§ **Exercise description**
For each line below that includes the word "Forma", make a copy.

§ **Entries shown**
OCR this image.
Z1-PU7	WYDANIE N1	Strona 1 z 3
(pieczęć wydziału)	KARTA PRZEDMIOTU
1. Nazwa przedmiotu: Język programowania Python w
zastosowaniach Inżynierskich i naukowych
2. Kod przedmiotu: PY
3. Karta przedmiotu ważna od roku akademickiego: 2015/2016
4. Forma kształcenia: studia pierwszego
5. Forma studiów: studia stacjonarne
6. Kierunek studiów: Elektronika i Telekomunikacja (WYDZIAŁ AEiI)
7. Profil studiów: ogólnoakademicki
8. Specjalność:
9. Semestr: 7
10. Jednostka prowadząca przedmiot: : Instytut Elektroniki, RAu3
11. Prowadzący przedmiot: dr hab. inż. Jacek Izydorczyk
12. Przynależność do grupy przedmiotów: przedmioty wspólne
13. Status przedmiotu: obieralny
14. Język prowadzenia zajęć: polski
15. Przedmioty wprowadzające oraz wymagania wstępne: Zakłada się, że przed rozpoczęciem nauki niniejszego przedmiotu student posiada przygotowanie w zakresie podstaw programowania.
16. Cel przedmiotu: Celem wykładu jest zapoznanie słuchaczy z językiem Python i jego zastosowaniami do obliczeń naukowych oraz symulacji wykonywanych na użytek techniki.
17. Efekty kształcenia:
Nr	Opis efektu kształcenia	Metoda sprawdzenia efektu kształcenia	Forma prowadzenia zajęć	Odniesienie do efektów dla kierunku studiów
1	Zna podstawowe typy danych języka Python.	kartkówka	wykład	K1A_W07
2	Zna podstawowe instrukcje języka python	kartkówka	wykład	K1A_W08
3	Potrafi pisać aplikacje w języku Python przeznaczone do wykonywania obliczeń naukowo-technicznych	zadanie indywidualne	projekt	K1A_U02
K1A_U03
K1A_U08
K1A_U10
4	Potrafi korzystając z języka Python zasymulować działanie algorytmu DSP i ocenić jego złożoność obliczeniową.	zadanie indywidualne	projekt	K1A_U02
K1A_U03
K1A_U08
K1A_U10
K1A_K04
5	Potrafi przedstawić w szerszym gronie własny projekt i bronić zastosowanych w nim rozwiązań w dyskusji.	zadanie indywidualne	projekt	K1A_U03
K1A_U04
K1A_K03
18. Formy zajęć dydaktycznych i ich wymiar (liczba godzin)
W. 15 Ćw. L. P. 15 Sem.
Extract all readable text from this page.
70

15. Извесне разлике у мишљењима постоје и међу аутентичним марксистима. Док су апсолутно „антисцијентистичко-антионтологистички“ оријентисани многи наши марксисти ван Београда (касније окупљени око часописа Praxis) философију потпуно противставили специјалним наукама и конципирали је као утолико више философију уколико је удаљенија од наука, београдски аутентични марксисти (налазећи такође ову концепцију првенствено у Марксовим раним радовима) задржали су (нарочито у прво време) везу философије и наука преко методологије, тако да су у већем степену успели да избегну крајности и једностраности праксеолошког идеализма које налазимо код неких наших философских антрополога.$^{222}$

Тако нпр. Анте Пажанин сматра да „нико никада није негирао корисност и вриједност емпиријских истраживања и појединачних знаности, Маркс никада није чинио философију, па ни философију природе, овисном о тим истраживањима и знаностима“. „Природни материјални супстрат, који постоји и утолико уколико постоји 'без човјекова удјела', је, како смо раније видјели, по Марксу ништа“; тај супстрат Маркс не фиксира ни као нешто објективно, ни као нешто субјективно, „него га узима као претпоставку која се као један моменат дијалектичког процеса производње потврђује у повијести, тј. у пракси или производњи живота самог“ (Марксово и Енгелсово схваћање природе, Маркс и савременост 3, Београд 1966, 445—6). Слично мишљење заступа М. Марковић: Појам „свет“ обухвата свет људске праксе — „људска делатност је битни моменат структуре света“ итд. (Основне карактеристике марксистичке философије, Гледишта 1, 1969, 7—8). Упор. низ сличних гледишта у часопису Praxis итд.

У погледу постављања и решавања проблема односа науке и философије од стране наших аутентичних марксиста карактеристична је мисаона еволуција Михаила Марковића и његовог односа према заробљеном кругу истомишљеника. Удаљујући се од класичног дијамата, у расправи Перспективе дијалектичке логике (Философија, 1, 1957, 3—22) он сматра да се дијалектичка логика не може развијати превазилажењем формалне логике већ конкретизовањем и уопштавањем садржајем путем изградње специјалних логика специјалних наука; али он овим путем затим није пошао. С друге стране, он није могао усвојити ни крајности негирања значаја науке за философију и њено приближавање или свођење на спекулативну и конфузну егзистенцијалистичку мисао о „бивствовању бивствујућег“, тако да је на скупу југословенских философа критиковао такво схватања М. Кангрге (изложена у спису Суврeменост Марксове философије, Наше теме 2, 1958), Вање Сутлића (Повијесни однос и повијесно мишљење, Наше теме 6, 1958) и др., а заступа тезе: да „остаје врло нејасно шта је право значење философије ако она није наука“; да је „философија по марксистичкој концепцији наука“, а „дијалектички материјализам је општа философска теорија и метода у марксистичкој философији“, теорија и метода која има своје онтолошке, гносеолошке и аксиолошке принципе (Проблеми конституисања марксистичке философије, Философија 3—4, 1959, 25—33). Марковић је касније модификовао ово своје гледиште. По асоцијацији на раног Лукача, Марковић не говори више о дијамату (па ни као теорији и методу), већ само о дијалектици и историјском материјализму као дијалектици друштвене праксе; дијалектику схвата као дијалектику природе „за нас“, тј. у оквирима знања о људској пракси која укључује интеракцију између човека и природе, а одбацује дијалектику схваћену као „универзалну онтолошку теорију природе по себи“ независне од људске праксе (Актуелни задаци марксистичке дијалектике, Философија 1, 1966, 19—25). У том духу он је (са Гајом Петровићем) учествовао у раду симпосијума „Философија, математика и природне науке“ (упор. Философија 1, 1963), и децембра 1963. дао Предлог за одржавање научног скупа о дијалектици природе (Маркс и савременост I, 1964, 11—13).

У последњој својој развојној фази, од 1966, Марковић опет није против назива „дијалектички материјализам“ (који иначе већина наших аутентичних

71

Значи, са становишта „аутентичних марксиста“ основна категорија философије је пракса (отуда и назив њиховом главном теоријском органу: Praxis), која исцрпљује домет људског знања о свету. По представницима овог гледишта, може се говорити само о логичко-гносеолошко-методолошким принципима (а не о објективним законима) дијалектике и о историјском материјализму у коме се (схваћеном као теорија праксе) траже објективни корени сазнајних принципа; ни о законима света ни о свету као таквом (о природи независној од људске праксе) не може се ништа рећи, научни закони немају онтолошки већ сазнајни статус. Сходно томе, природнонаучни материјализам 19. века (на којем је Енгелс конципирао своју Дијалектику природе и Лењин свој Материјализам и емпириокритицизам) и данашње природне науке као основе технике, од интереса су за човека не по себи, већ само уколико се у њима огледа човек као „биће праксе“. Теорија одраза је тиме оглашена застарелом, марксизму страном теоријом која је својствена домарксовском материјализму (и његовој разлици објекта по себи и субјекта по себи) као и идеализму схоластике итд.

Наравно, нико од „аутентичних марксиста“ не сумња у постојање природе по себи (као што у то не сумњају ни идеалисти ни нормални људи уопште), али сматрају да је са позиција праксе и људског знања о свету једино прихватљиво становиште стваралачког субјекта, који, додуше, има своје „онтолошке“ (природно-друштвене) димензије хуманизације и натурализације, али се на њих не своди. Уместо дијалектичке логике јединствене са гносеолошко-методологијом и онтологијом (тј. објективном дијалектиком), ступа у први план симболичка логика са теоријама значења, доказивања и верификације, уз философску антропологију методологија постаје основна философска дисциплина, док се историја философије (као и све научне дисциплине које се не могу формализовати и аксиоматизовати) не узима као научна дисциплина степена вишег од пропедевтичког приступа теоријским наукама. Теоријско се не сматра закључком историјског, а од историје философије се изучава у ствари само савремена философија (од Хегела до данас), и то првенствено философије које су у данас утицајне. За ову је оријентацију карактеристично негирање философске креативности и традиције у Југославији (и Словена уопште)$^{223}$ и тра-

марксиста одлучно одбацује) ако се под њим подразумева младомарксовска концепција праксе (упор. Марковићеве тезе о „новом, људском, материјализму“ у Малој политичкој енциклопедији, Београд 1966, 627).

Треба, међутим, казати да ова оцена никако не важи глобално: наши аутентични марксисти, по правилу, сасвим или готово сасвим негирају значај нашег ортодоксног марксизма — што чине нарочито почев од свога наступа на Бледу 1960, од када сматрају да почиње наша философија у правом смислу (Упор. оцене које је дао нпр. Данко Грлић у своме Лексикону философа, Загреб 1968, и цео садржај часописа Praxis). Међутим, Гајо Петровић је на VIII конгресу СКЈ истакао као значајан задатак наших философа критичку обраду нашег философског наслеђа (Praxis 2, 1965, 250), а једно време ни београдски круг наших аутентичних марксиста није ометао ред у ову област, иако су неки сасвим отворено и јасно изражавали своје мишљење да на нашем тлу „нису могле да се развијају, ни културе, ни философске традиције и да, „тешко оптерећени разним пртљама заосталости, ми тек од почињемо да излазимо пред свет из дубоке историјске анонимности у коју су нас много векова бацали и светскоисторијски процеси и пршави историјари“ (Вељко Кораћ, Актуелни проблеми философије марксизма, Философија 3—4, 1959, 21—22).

§ **Finished exercise**
4. Forma kształcenia: studia pierwszego
5. Forma studiów: studia stacjonarne
Nr	Opis efektu kształcenia	Metoda sprawdzenia efektu kształcenia	Forma prowadzenia zajęć	Odniesienie do efektów dla kierunku studiów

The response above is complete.